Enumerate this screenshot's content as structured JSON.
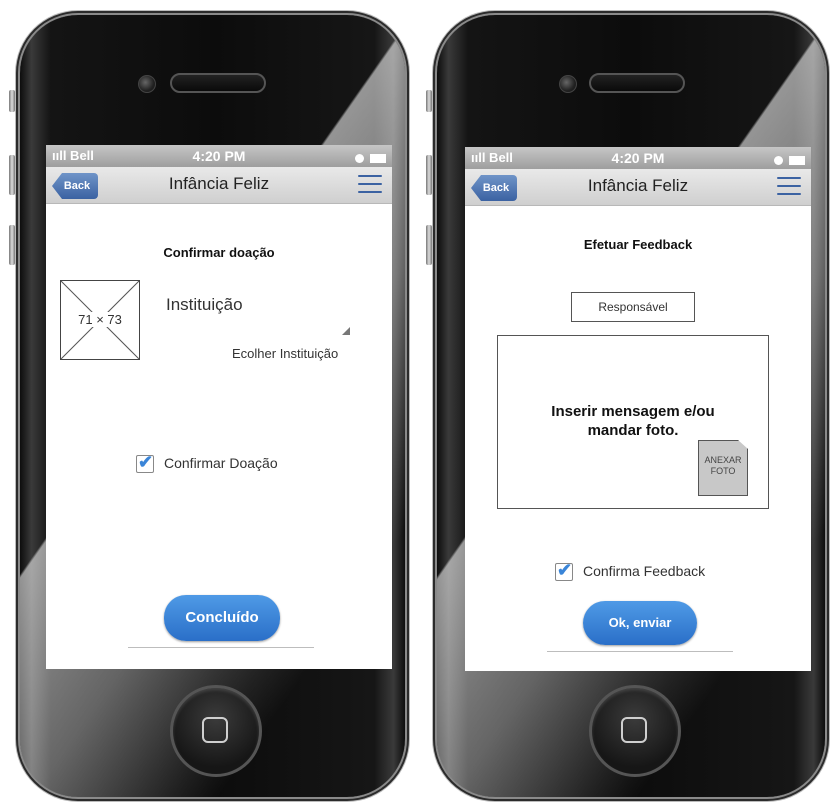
{
  "status_bar": {
    "carrier": "ııll Bell",
    "time": "4:20 PM"
  },
  "nav": {
    "back_label": "Back",
    "title": "Infância Feliz"
  },
  "left_screen": {
    "title": "Confirmar doação",
    "image_placeholder": "71 × 73",
    "field_label": "Instituição",
    "select_value": "Ecolher Instituição",
    "checkbox_label": "Confirmar Doação",
    "button_label": "Concluído"
  },
  "right_screen": {
    "title": "Efetuar Feedback",
    "responsavel_label": "Responsável",
    "message_placeholder": "Inserir mensagem e/ou mandar foto.",
    "attach_label": "ANEXAR FOTO",
    "checkbox_label": "Confirma Feedback",
    "button_label": "Ok, enviar"
  },
  "colors": {
    "accent_blue": "#2a6fc8",
    "nav_blue": "#3b62a2"
  }
}
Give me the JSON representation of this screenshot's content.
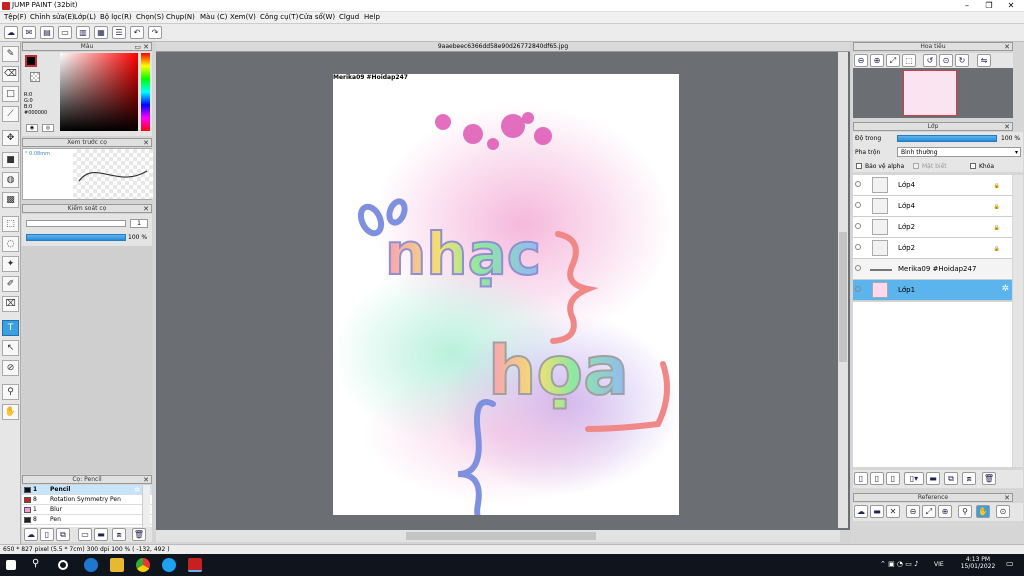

• **Task to complete**: Any pictures should be dropped; transcribe the rest of the records above exactly.

• **Answer to the exercise**:
Enumerate this screenshot's content as structured JSON.
{
  "status_bar": {
    "carrier": "ııll Bell",
    "time": "4:20 PM"
  },
  "nav": {
    "back_label": "Back",
    "title": "Infância Feliz"
  },
  "left_screen": {
    "title": "Confirmar doação",
    "image_placeholder": "71 × 73",
    "field_label": "Instituição",
    "select_value": "Ecolher Instituição",
    "checkbox_label": "Confirmar Doação",
    "button_label": "Concluído"
  },
  "right_screen": {
    "title": "Efetuar Feedback",
    "responsavel_label": "Responsável",
    "message_placeholder": "Inserir mensagem e/ou mandar foto.",
    "attach_label": "ANEXAR FOTO",
    "checkbox_label": "Confirma Feedback",
    "button_label": "Ok, enviar"
  },
  "colors": {
    "accent_blue": "#2a6fc8",
    "nav_blue": "#3b62a2"
  }
}
Give me the JSON representation of this screenshot's content.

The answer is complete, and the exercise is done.